→ **Exercise**: Copy out all the entries exactly.
★ ★ ★
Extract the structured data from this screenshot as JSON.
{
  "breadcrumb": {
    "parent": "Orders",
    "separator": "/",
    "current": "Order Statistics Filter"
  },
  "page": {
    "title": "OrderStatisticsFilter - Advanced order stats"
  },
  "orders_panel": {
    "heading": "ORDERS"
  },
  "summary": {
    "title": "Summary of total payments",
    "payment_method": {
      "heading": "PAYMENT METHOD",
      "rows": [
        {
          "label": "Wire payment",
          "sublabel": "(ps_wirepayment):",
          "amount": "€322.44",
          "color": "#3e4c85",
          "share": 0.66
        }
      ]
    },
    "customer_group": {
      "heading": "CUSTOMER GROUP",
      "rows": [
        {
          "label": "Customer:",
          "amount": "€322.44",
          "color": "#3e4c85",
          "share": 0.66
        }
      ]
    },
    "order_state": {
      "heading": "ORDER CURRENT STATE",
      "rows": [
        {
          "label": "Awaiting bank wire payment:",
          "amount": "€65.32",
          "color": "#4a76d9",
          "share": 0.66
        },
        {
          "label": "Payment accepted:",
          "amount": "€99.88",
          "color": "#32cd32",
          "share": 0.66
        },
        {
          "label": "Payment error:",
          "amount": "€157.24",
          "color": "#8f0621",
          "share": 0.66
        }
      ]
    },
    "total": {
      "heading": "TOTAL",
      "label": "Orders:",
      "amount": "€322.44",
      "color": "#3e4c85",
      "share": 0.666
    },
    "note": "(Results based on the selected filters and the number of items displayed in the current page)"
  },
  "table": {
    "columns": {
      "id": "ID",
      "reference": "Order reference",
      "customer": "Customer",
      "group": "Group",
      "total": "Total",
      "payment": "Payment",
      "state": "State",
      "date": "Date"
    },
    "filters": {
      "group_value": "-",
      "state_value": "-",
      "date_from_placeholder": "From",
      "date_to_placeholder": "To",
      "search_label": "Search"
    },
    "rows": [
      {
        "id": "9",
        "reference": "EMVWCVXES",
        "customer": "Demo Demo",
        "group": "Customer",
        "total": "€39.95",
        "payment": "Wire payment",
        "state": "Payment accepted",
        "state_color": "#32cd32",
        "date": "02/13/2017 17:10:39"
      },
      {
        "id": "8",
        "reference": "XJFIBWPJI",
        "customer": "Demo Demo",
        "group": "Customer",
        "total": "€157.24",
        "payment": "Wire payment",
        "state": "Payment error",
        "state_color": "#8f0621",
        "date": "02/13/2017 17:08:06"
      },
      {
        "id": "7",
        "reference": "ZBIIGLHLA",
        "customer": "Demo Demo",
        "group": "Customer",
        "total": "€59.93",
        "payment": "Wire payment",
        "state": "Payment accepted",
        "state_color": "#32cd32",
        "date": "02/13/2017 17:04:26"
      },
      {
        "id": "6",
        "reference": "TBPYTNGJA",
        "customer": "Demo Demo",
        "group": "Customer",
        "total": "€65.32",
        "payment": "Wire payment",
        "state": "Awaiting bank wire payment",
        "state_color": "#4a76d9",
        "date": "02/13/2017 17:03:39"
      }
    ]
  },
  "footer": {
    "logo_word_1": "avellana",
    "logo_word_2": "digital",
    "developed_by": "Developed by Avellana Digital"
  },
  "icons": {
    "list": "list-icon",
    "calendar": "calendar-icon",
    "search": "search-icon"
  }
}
★ ★ ★
→ **Task result**:
Extract the structured data from this screenshot as JSON.
{
  "breadcrumb": {
    "parent": "Orders",
    "separator": "/",
    "current": "Order Statistics Filter"
  },
  "page": {
    "title": "OrderStatisticsFilter - Advanced order stats"
  },
  "orders_panel": {
    "heading": "ORDERS"
  },
  "summary": {
    "title": "Summary of total payments",
    "payment_method": {
      "heading": "PAYMENT METHOD",
      "rows": [
        {
          "label": "Wire payment",
          "sublabel": "(ps_wirepayment):",
          "amount": "€322.44",
          "color": "#3e4c85",
          "share": 0.66
        }
      ]
    },
    "customer_group": {
      "heading": "CUSTOMER GROUP",
      "rows": [
        {
          "label": "Customer:",
          "amount": "€322.44",
          "color": "#3e4c85",
          "share": 0.66
        }
      ]
    },
    "order_state": {
      "heading": "ORDER CURRENT STATE",
      "rows": [
        {
          "label": "Awaiting bank wire payment:",
          "amount": "€65.32",
          "color": "#4a76d9",
          "share": 0.66
        },
        {
          "label": "Payment accepted:",
          "amount": "€99.88",
          "color": "#32cd32",
          "share": 0.66
        },
        {
          "label": "Payment error:",
          "amount": "€157.24",
          "color": "#8f0621",
          "share": 0.66
        }
      ]
    },
    "total": {
      "heading": "TOTAL",
      "label": "Orders:",
      "amount": "€322.44",
      "color": "#3e4c85",
      "share": 0.666
    },
    "note": "(Results based on the selected filters and the number of items displayed in the current page)"
  },
  "table": {
    "columns": {
      "id": "ID",
      "reference": "Order reference",
      "customer": "Customer",
      "group": "Group",
      "total": "Total",
      "payment": "Payment",
      "state": "State",
      "date": "Date"
    },
    "filters": {
      "group_value": "-",
      "state_value": "-",
      "date_from_placeholder": "From",
      "date_to_placeholder": "To",
      "search_label": "Search"
    },
    "rows": [
      {
        "id": "9",
        "reference": "EMVWCVXES",
        "customer": "Demo Demo",
        "group": "Customer",
        "total": "€39.95",
        "payment": "Wire payment",
        "state": "Payment accepted",
        "state_color": "#32cd32",
        "date": "02/13/2017 17:10:39"
      },
      {
        "id": "8",
        "reference": "XJFIBWPJI",
        "customer": "Demo Demo",
        "group": "Customer",
        "total": "€157.24",
        "payment": "Wire payment",
        "state": "Payment error",
        "state_color": "#8f0621",
        "date": "02/13/2017 17:08:06"
      },
      {
        "id": "7",
        "reference": "ZBIIGLHLA",
        "customer": "Demo Demo",
        "group": "Customer",
        "total": "€59.93",
        "payment": "Wire payment",
        "state": "Payment accepted",
        "state_color": "#32cd32",
        "date": "02/13/2017 17:04:26"
      },
      {
        "id": "6",
        "reference": "TBPYTNGJA",
        "customer": "Demo Demo",
        "group": "Customer",
        "total": "€65.32",
        "payment": "Wire payment",
        "state": "Awaiting bank wire payment",
        "state_color": "#4a76d9",
        "date": "02/13/2017 17:03:39"
      }
    ]
  },
  "footer": {
    "logo_word_1": "avellana",
    "logo_word_2": "digital",
    "developed_by": "Developed by Avellana Digital"
  },
  "icons": {
    "list": "list-icon",
    "calendar": "calendar-icon",
    "search": "search-icon"
  }
}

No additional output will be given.